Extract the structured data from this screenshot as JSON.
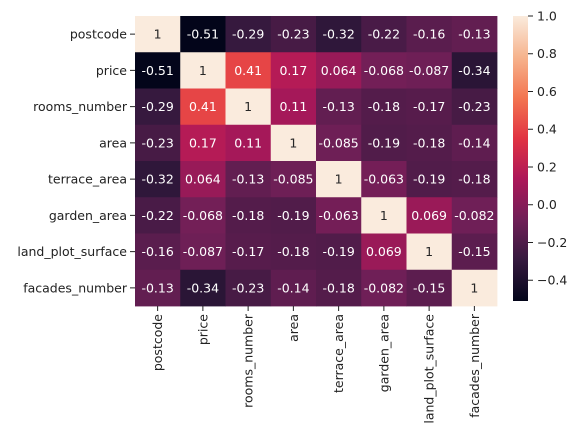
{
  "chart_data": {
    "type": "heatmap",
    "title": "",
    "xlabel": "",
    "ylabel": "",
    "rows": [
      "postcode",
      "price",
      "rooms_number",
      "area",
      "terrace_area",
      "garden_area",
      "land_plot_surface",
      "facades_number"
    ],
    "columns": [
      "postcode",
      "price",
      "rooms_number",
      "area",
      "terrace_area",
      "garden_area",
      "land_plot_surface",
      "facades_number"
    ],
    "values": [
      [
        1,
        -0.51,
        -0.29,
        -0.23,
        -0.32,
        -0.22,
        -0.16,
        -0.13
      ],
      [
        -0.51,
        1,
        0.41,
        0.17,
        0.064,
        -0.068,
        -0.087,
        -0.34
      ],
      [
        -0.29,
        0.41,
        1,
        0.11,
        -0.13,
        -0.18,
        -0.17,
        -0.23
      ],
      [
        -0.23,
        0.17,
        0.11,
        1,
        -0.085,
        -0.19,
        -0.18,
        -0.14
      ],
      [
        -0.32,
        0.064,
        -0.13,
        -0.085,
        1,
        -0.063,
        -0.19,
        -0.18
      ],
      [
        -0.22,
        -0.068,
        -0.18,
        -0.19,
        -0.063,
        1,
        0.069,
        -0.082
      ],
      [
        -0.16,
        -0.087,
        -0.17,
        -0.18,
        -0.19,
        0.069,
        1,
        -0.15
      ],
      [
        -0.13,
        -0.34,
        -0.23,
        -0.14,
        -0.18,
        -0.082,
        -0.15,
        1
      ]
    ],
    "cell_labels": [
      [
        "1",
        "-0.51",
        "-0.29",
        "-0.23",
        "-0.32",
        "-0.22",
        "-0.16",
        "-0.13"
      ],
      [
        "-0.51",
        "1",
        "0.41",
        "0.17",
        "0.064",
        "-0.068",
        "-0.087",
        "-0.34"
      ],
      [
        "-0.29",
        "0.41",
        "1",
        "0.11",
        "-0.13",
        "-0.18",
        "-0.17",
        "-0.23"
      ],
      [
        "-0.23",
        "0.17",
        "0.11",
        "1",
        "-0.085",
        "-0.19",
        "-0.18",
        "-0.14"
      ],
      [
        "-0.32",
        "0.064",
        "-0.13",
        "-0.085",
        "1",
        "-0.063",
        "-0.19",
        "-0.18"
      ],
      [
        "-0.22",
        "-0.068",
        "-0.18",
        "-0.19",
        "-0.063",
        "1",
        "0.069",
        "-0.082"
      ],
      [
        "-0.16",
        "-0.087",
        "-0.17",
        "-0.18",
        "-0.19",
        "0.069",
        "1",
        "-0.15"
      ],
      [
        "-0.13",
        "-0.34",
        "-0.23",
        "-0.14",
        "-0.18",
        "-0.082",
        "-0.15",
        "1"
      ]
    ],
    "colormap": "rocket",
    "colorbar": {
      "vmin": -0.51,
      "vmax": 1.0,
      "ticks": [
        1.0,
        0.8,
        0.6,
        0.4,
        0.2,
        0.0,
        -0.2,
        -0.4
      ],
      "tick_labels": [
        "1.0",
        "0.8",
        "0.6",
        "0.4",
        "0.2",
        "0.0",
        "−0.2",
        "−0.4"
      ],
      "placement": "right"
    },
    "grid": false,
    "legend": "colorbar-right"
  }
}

········

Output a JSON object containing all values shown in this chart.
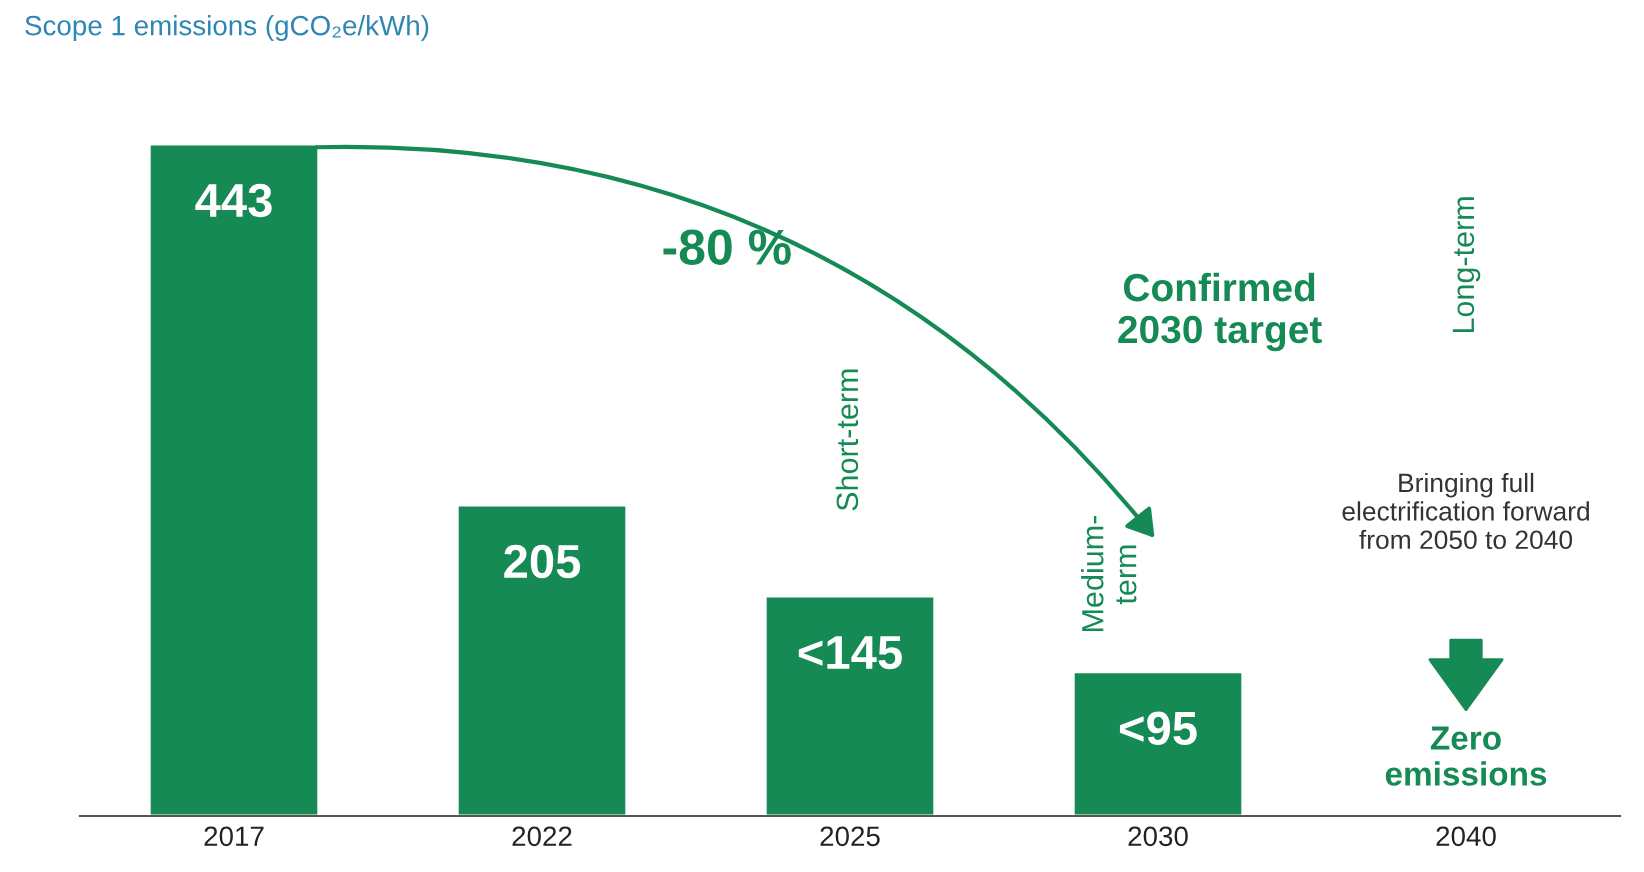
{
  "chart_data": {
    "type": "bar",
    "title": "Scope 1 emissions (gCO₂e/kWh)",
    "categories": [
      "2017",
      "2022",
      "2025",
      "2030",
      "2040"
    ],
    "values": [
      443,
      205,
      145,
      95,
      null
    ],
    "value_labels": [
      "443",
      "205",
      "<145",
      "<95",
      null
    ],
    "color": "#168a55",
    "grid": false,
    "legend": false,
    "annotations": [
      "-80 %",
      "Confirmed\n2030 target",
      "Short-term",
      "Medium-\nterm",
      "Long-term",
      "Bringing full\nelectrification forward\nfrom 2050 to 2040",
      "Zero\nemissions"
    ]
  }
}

········

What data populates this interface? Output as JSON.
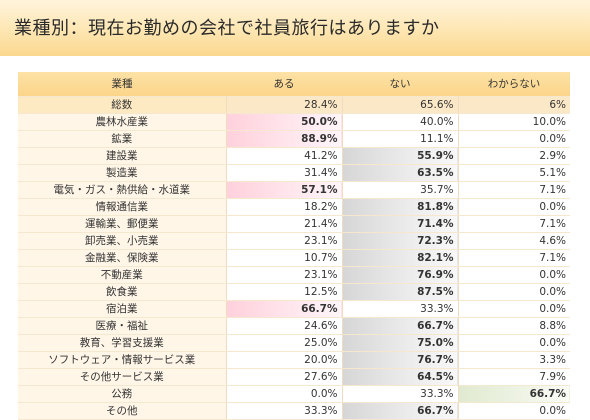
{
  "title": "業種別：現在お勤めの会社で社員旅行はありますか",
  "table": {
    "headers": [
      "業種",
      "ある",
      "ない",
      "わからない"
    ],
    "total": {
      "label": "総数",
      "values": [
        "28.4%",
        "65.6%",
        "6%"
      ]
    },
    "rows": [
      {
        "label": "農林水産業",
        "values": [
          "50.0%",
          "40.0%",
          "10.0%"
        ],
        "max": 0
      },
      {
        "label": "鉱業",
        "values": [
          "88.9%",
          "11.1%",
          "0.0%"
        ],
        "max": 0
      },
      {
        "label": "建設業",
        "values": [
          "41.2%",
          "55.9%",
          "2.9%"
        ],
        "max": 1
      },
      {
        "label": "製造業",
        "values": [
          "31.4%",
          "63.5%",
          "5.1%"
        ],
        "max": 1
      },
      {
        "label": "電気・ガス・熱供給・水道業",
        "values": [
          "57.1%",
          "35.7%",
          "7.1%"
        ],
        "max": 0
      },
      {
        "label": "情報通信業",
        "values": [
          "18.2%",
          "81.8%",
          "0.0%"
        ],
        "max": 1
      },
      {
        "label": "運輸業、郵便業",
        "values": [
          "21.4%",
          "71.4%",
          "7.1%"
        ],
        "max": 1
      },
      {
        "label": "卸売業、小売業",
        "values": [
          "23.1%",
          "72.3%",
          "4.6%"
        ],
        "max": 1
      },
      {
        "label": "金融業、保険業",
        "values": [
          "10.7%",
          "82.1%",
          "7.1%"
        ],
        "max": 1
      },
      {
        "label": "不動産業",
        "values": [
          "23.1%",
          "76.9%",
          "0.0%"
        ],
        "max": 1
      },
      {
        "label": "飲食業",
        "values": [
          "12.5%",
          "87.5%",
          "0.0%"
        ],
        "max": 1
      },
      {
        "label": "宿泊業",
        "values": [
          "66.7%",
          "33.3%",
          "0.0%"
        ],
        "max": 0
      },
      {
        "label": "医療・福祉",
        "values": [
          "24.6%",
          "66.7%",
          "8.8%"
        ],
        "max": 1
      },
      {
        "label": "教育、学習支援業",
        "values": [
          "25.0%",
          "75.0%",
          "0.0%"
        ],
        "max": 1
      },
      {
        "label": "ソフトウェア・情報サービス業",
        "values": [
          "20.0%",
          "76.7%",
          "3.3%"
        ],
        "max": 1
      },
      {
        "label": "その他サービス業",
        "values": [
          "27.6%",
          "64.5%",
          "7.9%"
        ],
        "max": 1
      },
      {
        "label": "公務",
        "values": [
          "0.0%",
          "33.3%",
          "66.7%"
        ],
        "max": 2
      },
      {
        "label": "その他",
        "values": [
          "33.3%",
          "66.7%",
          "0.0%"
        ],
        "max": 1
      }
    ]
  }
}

········

What is required: Count how many lines hold the string "title" and give that number alone.

Task answer: 3